▶ _Challenge_
Look through the data below. Collect every line where the word "hakemin" occurs.

--- Start Information provided ---

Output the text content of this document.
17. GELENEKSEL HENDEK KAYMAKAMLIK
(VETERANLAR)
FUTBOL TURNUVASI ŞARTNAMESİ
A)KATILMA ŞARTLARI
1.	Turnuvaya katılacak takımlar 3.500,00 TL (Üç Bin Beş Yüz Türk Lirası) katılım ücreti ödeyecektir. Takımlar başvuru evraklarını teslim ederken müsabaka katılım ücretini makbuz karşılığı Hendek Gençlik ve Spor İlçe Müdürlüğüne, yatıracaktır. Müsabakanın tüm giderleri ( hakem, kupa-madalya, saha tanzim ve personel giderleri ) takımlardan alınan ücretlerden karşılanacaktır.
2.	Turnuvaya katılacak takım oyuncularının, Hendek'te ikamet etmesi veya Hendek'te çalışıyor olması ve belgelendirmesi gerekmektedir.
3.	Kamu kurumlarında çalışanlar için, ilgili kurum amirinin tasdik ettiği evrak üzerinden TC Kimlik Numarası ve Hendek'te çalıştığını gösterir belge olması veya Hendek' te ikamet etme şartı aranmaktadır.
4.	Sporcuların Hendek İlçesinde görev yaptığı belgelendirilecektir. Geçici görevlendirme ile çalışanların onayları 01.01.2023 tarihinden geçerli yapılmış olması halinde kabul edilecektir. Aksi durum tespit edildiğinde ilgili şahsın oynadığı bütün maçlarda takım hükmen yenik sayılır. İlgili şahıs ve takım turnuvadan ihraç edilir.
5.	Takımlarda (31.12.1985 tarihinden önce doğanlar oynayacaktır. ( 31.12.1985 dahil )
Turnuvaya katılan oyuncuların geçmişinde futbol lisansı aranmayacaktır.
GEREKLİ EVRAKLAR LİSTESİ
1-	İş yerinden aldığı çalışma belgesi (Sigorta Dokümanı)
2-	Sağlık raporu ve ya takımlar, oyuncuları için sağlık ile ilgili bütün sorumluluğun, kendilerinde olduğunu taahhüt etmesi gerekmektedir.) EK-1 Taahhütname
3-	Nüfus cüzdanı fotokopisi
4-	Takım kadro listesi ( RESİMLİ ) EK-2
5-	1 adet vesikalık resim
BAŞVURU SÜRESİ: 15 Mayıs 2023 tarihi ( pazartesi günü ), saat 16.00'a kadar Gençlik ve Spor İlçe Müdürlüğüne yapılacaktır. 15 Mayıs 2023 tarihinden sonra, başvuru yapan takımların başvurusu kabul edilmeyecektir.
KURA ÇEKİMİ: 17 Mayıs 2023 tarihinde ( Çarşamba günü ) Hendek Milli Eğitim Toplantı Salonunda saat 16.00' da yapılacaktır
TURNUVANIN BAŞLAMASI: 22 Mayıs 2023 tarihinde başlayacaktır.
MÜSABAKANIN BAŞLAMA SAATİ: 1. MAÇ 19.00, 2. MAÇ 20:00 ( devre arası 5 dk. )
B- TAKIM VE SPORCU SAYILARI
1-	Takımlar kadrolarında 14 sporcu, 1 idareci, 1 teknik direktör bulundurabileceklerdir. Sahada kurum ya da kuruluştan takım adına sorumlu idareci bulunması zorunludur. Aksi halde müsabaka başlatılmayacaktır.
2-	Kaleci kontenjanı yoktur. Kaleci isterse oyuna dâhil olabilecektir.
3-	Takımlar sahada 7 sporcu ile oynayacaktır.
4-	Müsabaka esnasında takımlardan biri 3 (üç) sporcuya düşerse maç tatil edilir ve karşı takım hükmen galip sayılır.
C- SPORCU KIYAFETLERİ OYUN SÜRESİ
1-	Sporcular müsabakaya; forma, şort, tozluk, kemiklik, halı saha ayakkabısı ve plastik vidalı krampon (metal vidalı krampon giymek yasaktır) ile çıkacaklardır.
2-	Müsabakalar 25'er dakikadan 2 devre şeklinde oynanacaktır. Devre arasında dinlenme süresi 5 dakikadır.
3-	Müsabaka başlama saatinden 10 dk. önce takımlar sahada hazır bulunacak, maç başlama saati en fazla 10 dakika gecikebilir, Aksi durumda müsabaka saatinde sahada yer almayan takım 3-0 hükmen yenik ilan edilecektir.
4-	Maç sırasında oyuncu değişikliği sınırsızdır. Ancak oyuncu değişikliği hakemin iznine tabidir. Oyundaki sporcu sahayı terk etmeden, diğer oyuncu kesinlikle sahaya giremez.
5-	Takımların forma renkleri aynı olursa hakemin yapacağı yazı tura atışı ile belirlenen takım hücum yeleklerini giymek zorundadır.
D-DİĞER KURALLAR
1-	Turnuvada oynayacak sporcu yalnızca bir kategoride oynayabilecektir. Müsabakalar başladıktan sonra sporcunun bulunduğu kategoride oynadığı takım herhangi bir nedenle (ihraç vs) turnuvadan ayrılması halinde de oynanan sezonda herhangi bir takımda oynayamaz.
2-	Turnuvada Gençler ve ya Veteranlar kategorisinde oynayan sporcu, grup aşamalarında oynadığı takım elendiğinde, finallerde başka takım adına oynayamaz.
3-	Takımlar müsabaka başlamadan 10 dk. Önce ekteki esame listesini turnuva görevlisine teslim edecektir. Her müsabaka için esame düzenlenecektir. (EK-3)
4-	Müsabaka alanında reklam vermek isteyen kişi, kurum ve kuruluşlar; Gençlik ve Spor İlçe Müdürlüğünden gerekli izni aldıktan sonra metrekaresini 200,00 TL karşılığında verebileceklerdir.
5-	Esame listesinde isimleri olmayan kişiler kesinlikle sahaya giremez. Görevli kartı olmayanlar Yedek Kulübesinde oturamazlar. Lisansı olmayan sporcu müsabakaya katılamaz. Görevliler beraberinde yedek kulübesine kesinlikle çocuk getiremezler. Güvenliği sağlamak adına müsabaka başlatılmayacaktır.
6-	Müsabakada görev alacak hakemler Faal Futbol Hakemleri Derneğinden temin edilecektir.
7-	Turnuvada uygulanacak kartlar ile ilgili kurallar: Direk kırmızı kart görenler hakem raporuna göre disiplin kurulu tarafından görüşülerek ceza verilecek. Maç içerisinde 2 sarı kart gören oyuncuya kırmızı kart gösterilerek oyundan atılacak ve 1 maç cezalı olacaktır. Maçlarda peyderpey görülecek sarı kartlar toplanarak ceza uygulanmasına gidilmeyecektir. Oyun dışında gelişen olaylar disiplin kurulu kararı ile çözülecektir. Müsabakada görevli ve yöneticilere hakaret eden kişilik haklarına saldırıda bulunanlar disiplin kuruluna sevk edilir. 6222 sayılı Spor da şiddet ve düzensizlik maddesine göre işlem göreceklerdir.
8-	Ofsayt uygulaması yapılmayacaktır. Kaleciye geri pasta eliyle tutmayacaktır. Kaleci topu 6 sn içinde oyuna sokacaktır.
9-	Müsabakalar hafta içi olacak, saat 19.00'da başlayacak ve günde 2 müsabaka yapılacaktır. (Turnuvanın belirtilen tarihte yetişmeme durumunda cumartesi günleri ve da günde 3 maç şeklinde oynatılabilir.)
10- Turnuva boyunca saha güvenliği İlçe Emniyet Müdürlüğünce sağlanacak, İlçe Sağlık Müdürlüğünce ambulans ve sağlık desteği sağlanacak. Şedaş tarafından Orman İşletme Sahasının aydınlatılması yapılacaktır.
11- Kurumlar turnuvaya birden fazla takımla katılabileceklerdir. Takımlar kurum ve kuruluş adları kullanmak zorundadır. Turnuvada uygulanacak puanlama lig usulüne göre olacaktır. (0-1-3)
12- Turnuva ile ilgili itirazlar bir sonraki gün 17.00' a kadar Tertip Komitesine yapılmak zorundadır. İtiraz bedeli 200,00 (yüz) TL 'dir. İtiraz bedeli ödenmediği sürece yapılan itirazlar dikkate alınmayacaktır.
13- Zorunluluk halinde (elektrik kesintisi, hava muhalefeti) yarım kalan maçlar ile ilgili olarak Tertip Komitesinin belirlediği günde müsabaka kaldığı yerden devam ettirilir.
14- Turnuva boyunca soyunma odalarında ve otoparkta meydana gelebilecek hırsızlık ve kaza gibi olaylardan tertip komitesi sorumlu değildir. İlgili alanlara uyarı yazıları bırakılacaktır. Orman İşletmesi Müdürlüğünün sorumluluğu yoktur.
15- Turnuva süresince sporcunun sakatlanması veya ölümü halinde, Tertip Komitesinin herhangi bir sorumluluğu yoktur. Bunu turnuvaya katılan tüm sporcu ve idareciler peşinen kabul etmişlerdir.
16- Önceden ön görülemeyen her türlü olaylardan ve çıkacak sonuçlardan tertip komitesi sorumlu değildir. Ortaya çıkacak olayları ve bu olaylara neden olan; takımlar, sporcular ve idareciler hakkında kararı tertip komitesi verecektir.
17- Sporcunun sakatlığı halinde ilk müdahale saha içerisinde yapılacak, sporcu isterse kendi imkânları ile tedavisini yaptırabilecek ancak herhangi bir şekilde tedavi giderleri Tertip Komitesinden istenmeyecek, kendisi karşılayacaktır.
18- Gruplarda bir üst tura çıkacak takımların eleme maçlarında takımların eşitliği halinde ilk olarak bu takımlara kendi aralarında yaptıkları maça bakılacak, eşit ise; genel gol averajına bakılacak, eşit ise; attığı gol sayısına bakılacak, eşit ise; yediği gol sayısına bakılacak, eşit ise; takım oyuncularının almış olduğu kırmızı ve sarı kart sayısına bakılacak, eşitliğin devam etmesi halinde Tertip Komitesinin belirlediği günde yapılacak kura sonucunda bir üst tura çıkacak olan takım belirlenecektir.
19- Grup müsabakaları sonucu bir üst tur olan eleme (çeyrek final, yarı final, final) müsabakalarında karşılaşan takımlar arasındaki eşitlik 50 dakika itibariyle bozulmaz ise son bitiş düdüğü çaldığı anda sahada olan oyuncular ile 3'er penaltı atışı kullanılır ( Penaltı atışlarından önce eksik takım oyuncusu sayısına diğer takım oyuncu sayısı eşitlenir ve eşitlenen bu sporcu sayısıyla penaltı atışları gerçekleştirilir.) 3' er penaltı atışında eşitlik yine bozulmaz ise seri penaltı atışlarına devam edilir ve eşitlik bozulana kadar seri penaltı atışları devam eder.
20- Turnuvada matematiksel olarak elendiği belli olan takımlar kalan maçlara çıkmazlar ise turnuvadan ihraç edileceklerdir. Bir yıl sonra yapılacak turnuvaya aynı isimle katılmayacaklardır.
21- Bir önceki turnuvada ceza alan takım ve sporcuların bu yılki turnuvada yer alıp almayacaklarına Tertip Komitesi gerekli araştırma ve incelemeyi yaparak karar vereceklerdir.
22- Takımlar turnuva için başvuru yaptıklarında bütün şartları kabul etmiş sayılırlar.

--- End Information provided ---

▶ _Written response_
4-	Maç sırasında oyuncu değişikliği sınırsızdır. Ancak oyuncu değişikliği hakemin iznine tabidir. Oyundaki sporcu sahayı terk etmeden, diğer oyuncu kesinlikle sahaya giremez.
5-	Takımların forma renkleri aynı olursa hakemin yapacağı yazı tura atışı ile belirlenen takım hücum yeleklerini giymek zorundadır.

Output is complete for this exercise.